(Stored entries)
--------------------------------------------------
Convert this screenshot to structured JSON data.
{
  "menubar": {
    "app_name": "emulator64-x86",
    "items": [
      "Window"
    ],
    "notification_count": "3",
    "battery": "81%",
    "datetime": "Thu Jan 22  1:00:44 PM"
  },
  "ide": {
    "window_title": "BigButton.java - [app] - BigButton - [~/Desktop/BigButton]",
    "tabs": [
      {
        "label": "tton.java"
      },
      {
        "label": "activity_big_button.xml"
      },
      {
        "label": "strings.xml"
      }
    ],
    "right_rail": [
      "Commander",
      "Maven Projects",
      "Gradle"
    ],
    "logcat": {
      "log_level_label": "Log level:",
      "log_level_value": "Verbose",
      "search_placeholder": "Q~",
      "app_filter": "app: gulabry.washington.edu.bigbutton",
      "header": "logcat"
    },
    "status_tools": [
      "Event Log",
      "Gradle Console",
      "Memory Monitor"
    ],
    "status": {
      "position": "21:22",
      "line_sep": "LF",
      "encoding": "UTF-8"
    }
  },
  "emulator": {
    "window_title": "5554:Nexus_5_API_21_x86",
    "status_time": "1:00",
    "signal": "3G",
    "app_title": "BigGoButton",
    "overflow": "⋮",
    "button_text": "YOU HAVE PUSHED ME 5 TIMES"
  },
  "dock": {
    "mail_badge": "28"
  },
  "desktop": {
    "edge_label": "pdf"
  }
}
--------------------------------------------------
• **GOAL**
Determine the count of lines in the data above with the string "java" in them, and give that count alone.

• **RESULT OF THE EXERCISE**
2